*Written task*
Only the pictures are omitted; repeat all other data exactly.

※ ※ ※

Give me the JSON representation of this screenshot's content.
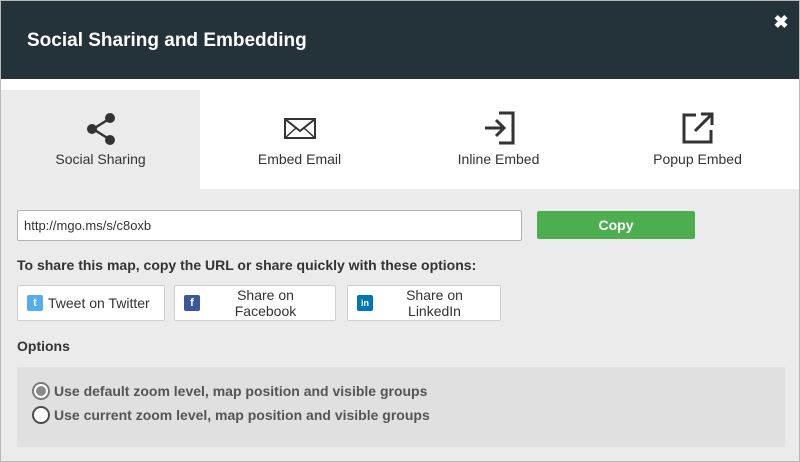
{
  "dialog": {
    "title": "Social Sharing and Embedding",
    "close_icon": "close-icon",
    "close_glyph": "✖"
  },
  "tabs": [
    {
      "label": "Social Sharing",
      "icon": "share-icon",
      "active": true
    },
    {
      "label": "Embed Email",
      "icon": "envelope-icon",
      "active": false
    },
    {
      "label": "Inline Embed",
      "icon": "sign-in-icon",
      "active": false
    },
    {
      "label": "Popup Embed",
      "icon": "external-link-icon",
      "active": false
    }
  ],
  "url": {
    "value": "http://mgo.ms/s/c8oxb"
  },
  "copy_button": {
    "label": "Copy",
    "color": "#4cae4f"
  },
  "share": {
    "instructions": "To share this map, copy the URL or share quickly with these options:",
    "buttons": [
      {
        "label": "Tweet on Twitter",
        "icon": "twitter-icon",
        "glyph": "t",
        "color": "#55acee"
      },
      {
        "label": "Share on Facebook",
        "icon": "facebook-icon",
        "glyph": "f",
        "color": "#3b5998"
      },
      {
        "label": "Share on LinkedIn",
        "icon": "linkedin-icon",
        "glyph": "in",
        "color": "#0077b5"
      }
    ]
  },
  "options": {
    "label": "Options",
    "radios": [
      {
        "label": "Use default zoom level, map position and visible groups",
        "checked": true
      },
      {
        "label": "Use current zoom level, map position and visible groups",
        "checked": false
      }
    ]
  },
  "colors": {
    "header_bg": "#24323a",
    "body_bg": "#ebebeb",
    "accent_green": "#4cae4f"
  }
}
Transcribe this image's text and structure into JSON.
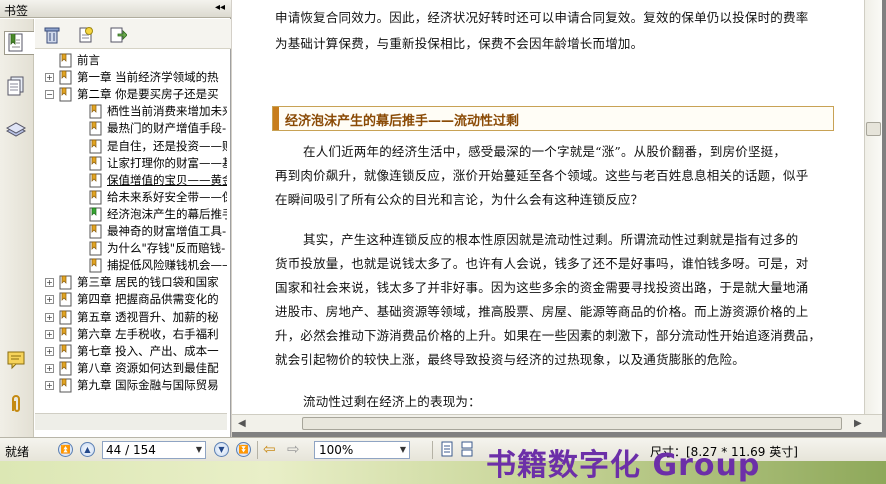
{
  "left_panel": {
    "title": "书签",
    "collapse_glyph": "◂◂",
    "side_tabs": [
      "bookmarks-icon",
      "pages-icon",
      "layers-icon",
      "comments-icon",
      "attachments-icon"
    ],
    "toolbar": [
      "delete-icon",
      "new-bookmark-icon",
      "goto-bookmark-icon"
    ]
  },
  "tree": [
    {
      "label": "前言",
      "level": 0,
      "expander": ""
    },
    {
      "label": "第一章 当前经济学领域的热",
      "level": 0,
      "expander": "+"
    },
    {
      "label": "第二章 你是要买房子还是买",
      "level": 0,
      "expander": "−"
    },
    {
      "label": "栖性当前消费来增加未来",
      "level": 1,
      "expander": ""
    },
    {
      "label": "最热门的财产增值手段-",
      "level": 1,
      "expander": ""
    },
    {
      "label": "是自住，还是投资——购",
      "level": 1,
      "expander": ""
    },
    {
      "label": "让家打理你的财富——基",
      "level": 1,
      "expander": ""
    },
    {
      "label": "保值增值的宝贝——黄金",
      "level": 1,
      "expander": ""
    },
    {
      "label": "给未来系好安全带——保",
      "level": 1,
      "expander": ""
    },
    {
      "label": "经济泡沫产生的幕后推手",
      "level": 1,
      "expander": "",
      "current": true
    },
    {
      "label": "最神奇的财富增值工具-",
      "level": 1,
      "expander": ""
    },
    {
      "label": "为什么\"存钱\"反而赔钱-",
      "level": 1,
      "expander": ""
    },
    {
      "label": "捕捉低风险赚钱机会——",
      "level": 1,
      "expander": ""
    },
    {
      "label": "第三章 居民的钱口袋和国家",
      "level": 0,
      "expander": "+"
    },
    {
      "label": "第四章 把握商品供需变化的",
      "level": 0,
      "expander": "+"
    },
    {
      "label": "第五章 透视晋升、加薪的秘",
      "level": 0,
      "expander": "+"
    },
    {
      "label": "第六章 左手税收，右手福利",
      "level": 0,
      "expander": "+"
    },
    {
      "label": "第七章 投入、产出、成本一",
      "level": 0,
      "expander": "+"
    },
    {
      "label": "第八章 资源如何达到最佳配",
      "level": 0,
      "expander": "+"
    },
    {
      "label": "第九章 国际金融与国际贸易",
      "level": 0,
      "expander": "+"
    }
  ],
  "document": {
    "p1_line1": "申请恢复合同效力。因此，经济状况好转时还可以申请合同复效。复效的保单仍以投保时的费率",
    "p1_line2": "为基础计算保费，与重新投保相比，保费不会因年龄增长而增加。",
    "heading": "经济泡沫产生的幕后推手——流动性过剩",
    "p2": [
      "在人们近两年的经济生活中，感受最深的一个字就是“涨”。从股价翻番，到房价坚挺，",
      "再到肉价飙升，就像连锁反应，涨价开始蔓延至各个领域。这些与老百姓息息相关的话题，似乎",
      "在瞬间吸引了所有公众的目光和言论，为什么会有这种连锁反应？"
    ],
    "p3": [
      "其实，产生这种连锁反应的根本性原因就是流动性过剩。所谓流动性过剩就是指有过多的",
      "货币投放量，也就是说钱太多了。也许有人会说，钱多了还不是好事吗，谁怕钱多呀。可是，对",
      "国家和社会来说，钱太多了并非好事。因为这些多余的资金需要寻找投资出路，于是就大量地涌",
      "进股市、房地产、基础资源等领域，推高股票、房屋、能源等商品的价格。而上游资源价格的上",
      "升，必然会推动下游消费品价格的上升。如果在一些因素的刺激下，部分流动性开始追逐消费品，",
      "就会引起物价的较快上涨，最终导致投资与经济的过热现象，以及通货膨胀的危险。"
    ],
    "p4": "流动性过剩在经济上的表现为："
  },
  "status_bar": {
    "state": "就绪",
    "page": "44 / 154",
    "zoom": "100%",
    "page_size": "尺寸：[8.27 * 11.69 英寸]"
  },
  "watermark": "书籍数字化 Group",
  "colors": {
    "heading_text": "#8a4a05",
    "heading_bar": "#c87d1c",
    "watermark": "#6c2fa8"
  }
}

※ ※ ※

*Solution for this exercise*
Give me the JSON representation of this screenshot's content.
{
  "dialog": {
    "title": "Social Sharing and Embedding",
    "close_icon": "close-icon",
    "close_glyph": "✖"
  },
  "tabs": [
    {
      "label": "Social Sharing",
      "icon": "share-icon",
      "active": true
    },
    {
      "label": "Embed Email",
      "icon": "envelope-icon",
      "active": false
    },
    {
      "label": "Inline Embed",
      "icon": "sign-in-icon",
      "active": false
    },
    {
      "label": "Popup Embed",
      "icon": "external-link-icon",
      "active": false
    }
  ],
  "url": {
    "value": "http://mgo.ms/s/c8oxb"
  },
  "copy_button": {
    "label": "Copy",
    "color": "#4cae4f"
  },
  "share": {
    "instructions": "To share this map, copy the URL or share quickly with these options:",
    "buttons": [
      {
        "label": "Tweet on Twitter",
        "icon": "twitter-icon",
        "glyph": "t",
        "color": "#55acee"
      },
      {
        "label": "Share on Facebook",
        "icon": "facebook-icon",
        "glyph": "f",
        "color": "#3b5998"
      },
      {
        "label": "Share on LinkedIn",
        "icon": "linkedin-icon",
        "glyph": "in",
        "color": "#0077b5"
      }
    ]
  },
  "options": {
    "label": "Options",
    "radios": [
      {
        "label": "Use default zoom level, map position and visible groups",
        "checked": true
      },
      {
        "label": "Use current zoom level, map position and visible groups",
        "checked": false
      }
    ]
  },
  "colors": {
    "header_bg": "#24323a",
    "body_bg": "#ebebeb",
    "accent_green": "#4cae4f"
  }
}
Transcribe this image's text and structure into JSON.
{
  "left_panel": {
    "title": "书签",
    "collapse_glyph": "◂◂",
    "side_tabs": [
      "bookmarks-icon",
      "pages-icon",
      "layers-icon",
      "comments-icon",
      "attachments-icon"
    ],
    "toolbar": [
      "delete-icon",
      "new-bookmark-icon",
      "goto-bookmark-icon"
    ]
  },
  "tree": [
    {
      "label": "前言",
      "level": 0,
      "expander": ""
    },
    {
      "label": "第一章 当前经济学领域的热",
      "level": 0,
      "expander": "+"
    },
    {
      "label": "第二章 你是要买房子还是买",
      "level": 0,
      "expander": "−"
    },
    {
      "label": "栖性当前消费来增加未来",
      "level": 1,
      "expander": ""
    },
    {
      "label": "最热门的财产增值手段-",
      "level": 1,
      "expander": ""
    },
    {
      "label": "是自住，还是投资——购",
      "level": 1,
      "expander": ""
    },
    {
      "label": "让家打理你的财富——基",
      "level": 1,
      "expander": ""
    },
    {
      "label": "保值增值的宝贝——黄金",
      "level": 1,
      "expander": ""
    },
    {
      "label": "给未来系好安全带——保",
      "level": 1,
      "expander": ""
    },
    {
      "label": "经济泡沫产生的幕后推手",
      "level": 1,
      "expander": "",
      "current": true
    },
    {
      "label": "最神奇的财富增值工具-",
      "level": 1,
      "expander": ""
    },
    {
      "label": "为什么\"存钱\"反而赔钱-",
      "level": 1,
      "expander": ""
    },
    {
      "label": "捕捉低风险赚钱机会——",
      "level": 1,
      "expander": ""
    },
    {
      "label": "第三章 居民的钱口袋和国家",
      "level": 0,
      "expander": "+"
    },
    {
      "label": "第四章 把握商品供需变化的",
      "level": 0,
      "expander": "+"
    },
    {
      "label": "第五章 透视晋升、加薪的秘",
      "level": 0,
      "expander": "+"
    },
    {
      "label": "第六章 左手税收，右手福利",
      "level": 0,
      "expander": "+"
    },
    {
      "label": "第七章 投入、产出、成本一",
      "level": 0,
      "expander": "+"
    },
    {
      "label": "第八章 资源如何达到最佳配",
      "level": 0,
      "expander": "+"
    },
    {
      "label": "第九章 国际金融与国际贸易",
      "level": 0,
      "expander": "+"
    }
  ],
  "document": {
    "p1_line1": "申请恢复合同效力。因此，经济状况好转时还可以申请合同复效。复效的保单仍以投保时的费率",
    "p1_line2": "为基础计算保费，与重新投保相比，保费不会因年龄增长而增加。",
    "heading": "经济泡沫产生的幕后推手——流动性过剩",
    "p2": [
      "在人们近两年的经济生活中，感受最深的一个字就是“涨”。从股价翻番，到房价坚挺，",
      "再到肉价飙升，就像连锁反应，涨价开始蔓延至各个领域。这些与老百姓息息相关的话题，似乎",
      "在瞬间吸引了所有公众的目光和言论，为什么会有这种连锁反应？"
    ],
    "p3": [
      "其实，产生这种连锁反应的根本性原因就是流动性过剩。所谓流动性过剩就是指有过多的",
      "货币投放量，也就是说钱太多了。也许有人会说，钱多了还不是好事吗，谁怕钱多呀。可是，对",
      "国家和社会来说，钱太多了并非好事。因为这些多余的资金需要寻找投资出路，于是就大量地涌",
      "进股市、房地产、基础资源等领域，推高股票、房屋、能源等商品的价格。而上游资源价格的上",
      "升，必然会推动下游消费品价格的上升。如果在一些因素的刺激下，部分流动性开始追逐消费品，",
      "就会引起物价的较快上涨，最终导致投资与经济的过热现象，以及通货膨胀的危险。"
    ],
    "p4": "流动性过剩在经济上的表现为："
  },
  "status_bar": {
    "state": "就绪",
    "page": "44 / 154",
    "zoom": "100%",
    "page_size": "尺寸：[8.27 * 11.69 英寸]"
  },
  "watermark": "书籍数字化 Group",
  "colors": {
    "heading_text": "#8a4a05",
    "heading_bar": "#c87d1c",
    "watermark": "#6c2fa8"
  }
}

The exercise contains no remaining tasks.